→ **Exercise task 1**
In the space station update, at what time do the hatches open to welcome the new flight engineers?

→ **Passage shown**
•••••
While the orbiting Expedition 40 crew supported botanical research and robotics Tuesday aboard the International Space Station, the three crewmates who will return the station to its full six-person crew on Wednesday are in the final stages of preparations for launch.

NASA astronaut Reid Wiseman, cosmonaut Maxim Suraev of the Russian Federal Space Agency and European Space Agency astronaut Alexander Gerst are set to launch aboard their Soyuz TMA-13M spacecraft from the Baikonur Cosmodrome in Kazakhstan at 3:57 p.m. EDT Wednesday (1:57 a.m. Thursday, Kazakh time). Less than six hours later, at 9:48 p.m., Soyuz Commander Suraev will dock the Russian spacecraft to the Rassvet module on the Earth-facing side of the station.

Commander Steve Swanson and Flight Engineers Oleg Artemyev and Alexander Skvortsov, who have been aboard the complex since March 27, will welcome the new flight engineers aboard when the hatches open at 11:25 p.m.

NASA Television coverage of the launch begins at 3 p.m. Wednesday. Live coverage resumes at 9 p.m. for the docking, followed by hatch opening coverage at 11 p.m.

The Soyuz that will carry Wiseman, Suraev and Gerst to the station was rolled out by train from the integration building on Monday and erected on the launch pad.

[ Watch the Video: Expedition 40 Departs To Launch Site ]

Meanwhile aboard the orbiting complex, Swanson spent much of Tuesday morning in the station’s Kibo laboratory breaking down equipment used for the most recent session of the Resist Tubule experiment. This Japan Aerospace Exploration Agency study takes a look at the mechanisms for gravity resistance in plants. Results from this study will help researchers learn more about the evolution of plants and enable efficient plant production both on Earth and in space. During a long-duration mission beyond low Earth orbit, plants can provide future astronauts with regenerative sources of food and supplemental methods of converting carbon dioxide into oxygen.

Afterward, Swanson used the Kibo module’s airlock to transfer a replacement camera to the exterior of the station. The robotic teams at the Mobile Servicing System Operations Complex in Saint Hubert, Quebec, and the Mission Control Center in Houston worked together to command the Special Purpose Dexterous Manipulator, or Dextre, to retrieve the camera from the airlock and install it near the elbow joint of the Canadarm2 robotic arm. As part of an operation that began last week with the transfer of a camera into the system’s mobile base, which together with Dextre and Canadarm2 forms the Mobile Servicing System, Dextre has become the first robot to repair itself in space.
•••••
→ **Exercise task 2**
Please render the listing as a JSON list of strings, one per line with blank lines left out, starting with the line that contains "- data-label: 3(7%): [572, 284, 605, 300]" and going on through the line that contains "Segment this chart: for". Cover only those lines.
•••••
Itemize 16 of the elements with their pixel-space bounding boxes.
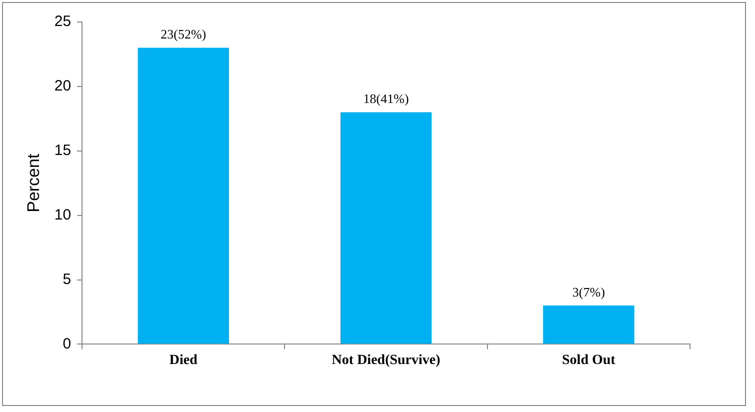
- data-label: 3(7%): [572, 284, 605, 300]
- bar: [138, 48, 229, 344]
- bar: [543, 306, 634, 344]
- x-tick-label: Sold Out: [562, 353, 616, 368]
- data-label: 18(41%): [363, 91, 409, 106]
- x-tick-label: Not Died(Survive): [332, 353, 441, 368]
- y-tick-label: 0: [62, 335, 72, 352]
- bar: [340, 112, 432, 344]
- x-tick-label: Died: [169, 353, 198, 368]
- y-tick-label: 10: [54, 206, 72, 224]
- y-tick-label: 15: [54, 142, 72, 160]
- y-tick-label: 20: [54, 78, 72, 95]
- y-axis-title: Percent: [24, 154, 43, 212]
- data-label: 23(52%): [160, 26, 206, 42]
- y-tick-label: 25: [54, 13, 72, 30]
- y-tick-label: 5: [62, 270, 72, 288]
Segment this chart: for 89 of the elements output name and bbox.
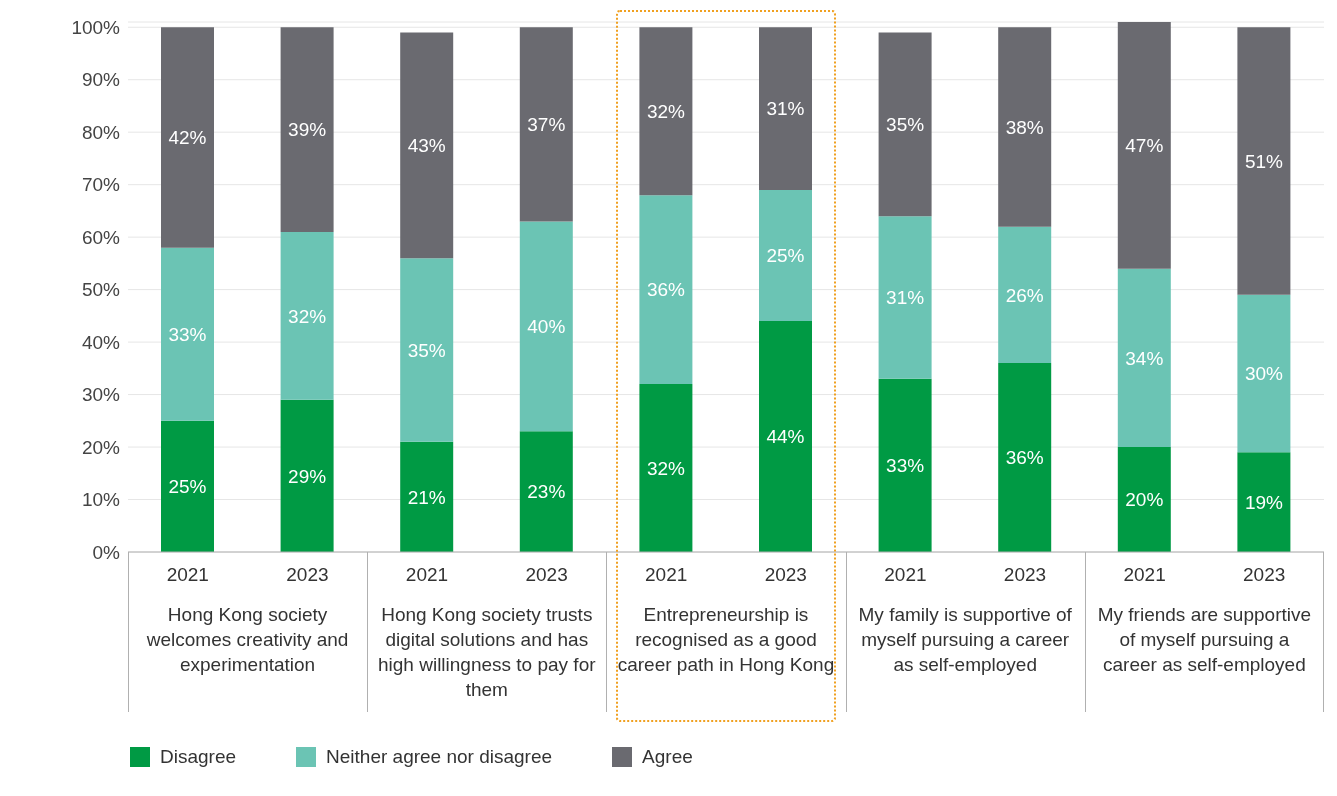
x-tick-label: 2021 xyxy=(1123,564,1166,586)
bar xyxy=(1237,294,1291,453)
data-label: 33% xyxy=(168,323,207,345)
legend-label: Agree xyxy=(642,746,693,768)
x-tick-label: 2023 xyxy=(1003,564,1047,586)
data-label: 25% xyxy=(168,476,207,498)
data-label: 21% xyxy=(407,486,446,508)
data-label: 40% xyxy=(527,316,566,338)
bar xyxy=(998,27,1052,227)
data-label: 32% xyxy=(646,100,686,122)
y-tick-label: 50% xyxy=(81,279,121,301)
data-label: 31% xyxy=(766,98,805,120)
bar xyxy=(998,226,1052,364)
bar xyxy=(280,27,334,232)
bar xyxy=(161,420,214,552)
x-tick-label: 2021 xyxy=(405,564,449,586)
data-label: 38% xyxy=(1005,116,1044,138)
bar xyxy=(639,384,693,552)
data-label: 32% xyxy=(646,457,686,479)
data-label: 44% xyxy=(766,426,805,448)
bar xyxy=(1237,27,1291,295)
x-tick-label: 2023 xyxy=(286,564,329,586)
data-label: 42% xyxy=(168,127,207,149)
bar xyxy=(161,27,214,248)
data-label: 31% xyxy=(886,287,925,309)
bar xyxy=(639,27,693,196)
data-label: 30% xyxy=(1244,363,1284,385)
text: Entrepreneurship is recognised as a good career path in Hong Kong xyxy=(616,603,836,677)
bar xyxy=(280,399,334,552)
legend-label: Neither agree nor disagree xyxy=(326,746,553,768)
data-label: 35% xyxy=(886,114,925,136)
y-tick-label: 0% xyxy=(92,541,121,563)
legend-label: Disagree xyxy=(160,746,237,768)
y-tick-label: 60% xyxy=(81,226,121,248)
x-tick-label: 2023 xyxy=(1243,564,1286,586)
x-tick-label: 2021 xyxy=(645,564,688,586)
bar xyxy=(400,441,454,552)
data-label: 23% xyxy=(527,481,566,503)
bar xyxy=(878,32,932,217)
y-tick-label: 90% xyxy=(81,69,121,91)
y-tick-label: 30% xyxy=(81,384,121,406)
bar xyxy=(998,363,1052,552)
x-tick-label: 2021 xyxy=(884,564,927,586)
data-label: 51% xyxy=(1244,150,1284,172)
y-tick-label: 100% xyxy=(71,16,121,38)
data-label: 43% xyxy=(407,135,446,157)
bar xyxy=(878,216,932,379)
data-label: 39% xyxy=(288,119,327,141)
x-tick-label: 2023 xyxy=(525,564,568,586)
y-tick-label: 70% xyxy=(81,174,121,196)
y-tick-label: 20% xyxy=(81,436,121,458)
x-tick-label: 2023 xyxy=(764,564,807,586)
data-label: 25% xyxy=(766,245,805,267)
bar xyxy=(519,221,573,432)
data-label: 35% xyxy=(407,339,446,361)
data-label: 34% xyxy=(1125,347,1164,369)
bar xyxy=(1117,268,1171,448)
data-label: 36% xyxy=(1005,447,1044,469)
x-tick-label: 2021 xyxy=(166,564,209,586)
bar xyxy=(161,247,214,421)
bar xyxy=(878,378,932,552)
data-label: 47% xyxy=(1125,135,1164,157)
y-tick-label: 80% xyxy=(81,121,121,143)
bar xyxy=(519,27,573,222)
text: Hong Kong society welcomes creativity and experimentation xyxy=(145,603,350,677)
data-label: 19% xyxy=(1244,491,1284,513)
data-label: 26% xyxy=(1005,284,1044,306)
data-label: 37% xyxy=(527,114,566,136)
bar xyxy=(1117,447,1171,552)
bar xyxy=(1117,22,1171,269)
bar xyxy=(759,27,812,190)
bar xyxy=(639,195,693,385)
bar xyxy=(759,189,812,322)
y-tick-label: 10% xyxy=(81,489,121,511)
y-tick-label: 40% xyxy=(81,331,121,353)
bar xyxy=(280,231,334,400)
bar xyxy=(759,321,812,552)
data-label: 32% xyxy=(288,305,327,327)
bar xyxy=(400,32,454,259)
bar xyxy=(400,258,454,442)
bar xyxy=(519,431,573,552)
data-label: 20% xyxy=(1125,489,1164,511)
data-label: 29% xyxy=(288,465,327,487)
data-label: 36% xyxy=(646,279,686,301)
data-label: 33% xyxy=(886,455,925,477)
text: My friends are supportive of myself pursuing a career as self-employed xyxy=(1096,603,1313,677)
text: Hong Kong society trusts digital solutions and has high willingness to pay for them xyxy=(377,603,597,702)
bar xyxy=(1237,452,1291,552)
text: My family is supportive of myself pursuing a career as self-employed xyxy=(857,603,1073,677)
•••••
→ **Written answer 1**
At 11:25 p.m.

→ **Written answer 2**
[
  "- data-label: 3(7%): [572, 284, 605, 300]",
  "- bar: [138, 48, 229, 344]",
  "- bar: [543, 306, 634, 344]",
  "- x-tick-label: Sold Out: [562, 353, 616, 368]",
  "- data-label: 18(41%): [363, 91, 409, 106]",
  "- x-tick-label: Not Died(Survive): [332, 353, 441, 368]",
  "- y-tick-label: 0: [62, 335, 72, 352]",
  "- bar: [340, 112, 432, 344]",
  "- x-tick-label: Died: [169, 353, 198, 368]",
  "- y-tick-label: 10: [54, 206, 72, 224]",
  "- y-tick-label: 15: [54, 142, 72, 160]",
  "- y-tick-label: 20: [54, 78, 72, 95]",
  "- y-axis-title: Percent: [24, 154, 43, 212]",
  "- data-label: 23(52%): [160, 26, 206, 42]",
  "- y-tick-label: 25: [54, 13, 72, 30]",
  "- y-tick-label: 5: [62, 270, 72, 288]",
  "Segment this chart: for 89 of the elements output name and bbox."
]